**Exercise brief**
Without altering anything, output the material below.
:: Raw records
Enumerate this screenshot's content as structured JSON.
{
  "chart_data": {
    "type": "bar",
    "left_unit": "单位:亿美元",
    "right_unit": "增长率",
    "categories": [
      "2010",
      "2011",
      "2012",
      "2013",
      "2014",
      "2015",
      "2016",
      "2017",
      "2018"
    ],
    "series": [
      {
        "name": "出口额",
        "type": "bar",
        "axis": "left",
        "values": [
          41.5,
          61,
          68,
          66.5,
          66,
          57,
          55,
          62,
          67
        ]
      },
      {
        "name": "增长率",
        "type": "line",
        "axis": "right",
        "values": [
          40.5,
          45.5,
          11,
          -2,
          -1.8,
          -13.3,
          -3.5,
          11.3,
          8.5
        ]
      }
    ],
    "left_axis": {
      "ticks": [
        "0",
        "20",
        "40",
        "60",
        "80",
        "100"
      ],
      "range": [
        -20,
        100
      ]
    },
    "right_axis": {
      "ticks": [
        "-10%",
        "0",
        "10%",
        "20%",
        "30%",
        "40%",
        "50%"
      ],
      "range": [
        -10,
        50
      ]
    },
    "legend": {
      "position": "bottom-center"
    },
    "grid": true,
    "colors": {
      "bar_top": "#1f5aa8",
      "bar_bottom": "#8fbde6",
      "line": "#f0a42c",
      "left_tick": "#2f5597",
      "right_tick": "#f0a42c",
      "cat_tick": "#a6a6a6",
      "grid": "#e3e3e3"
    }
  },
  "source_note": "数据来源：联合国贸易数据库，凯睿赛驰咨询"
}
::::
**Completed task**
Enumerate this screenshot's content as structured JSON.
{
  "chart_data": {
    "type": "bar",
    "left_unit": "单位:亿美元",
    "right_unit": "增长率",
    "categories": [
      "2010",
      "2011",
      "2012",
      "2013",
      "2014",
      "2015",
      "2016",
      "2017",
      "2018"
    ],
    "series": [
      {
        "name": "出口额",
        "type": "bar",
        "axis": "left",
        "values": [
          41.5,
          61,
          68,
          66.5,
          66,
          57,
          55,
          62,
          67
        ]
      },
      {
        "name": "增长率",
        "type": "line",
        "axis": "right",
        "values": [
          40.5,
          45.5,
          11,
          -2,
          -1.8,
          -13.3,
          -3.5,
          11.3,
          8.5
        ]
      }
    ],
    "left_axis": {
      "ticks": [
        "0",
        "20",
        "40",
        "60",
        "80",
        "100"
      ],
      "range": [
        -20,
        100
      ]
    },
    "right_axis": {
      "ticks": [
        "-10%",
        "0",
        "10%",
        "20%",
        "30%",
        "40%",
        "50%"
      ],
      "range": [
        -10,
        50
      ]
    },
    "legend": {
      "position": "bottom-center"
    },
    "grid": true,
    "colors": {
      "bar_top": "#1f5aa8",
      "bar_bottom": "#8fbde6",
      "line": "#f0a42c",
      "left_tick": "#2f5597",
      "right_tick": "#f0a42c",
      "cat_tick": "#a6a6a6",
      "grid": "#e3e3e3"
    }
  },
  "source_note": "数据来源：联合国贸易数据库，凯睿赛驰咨询"
}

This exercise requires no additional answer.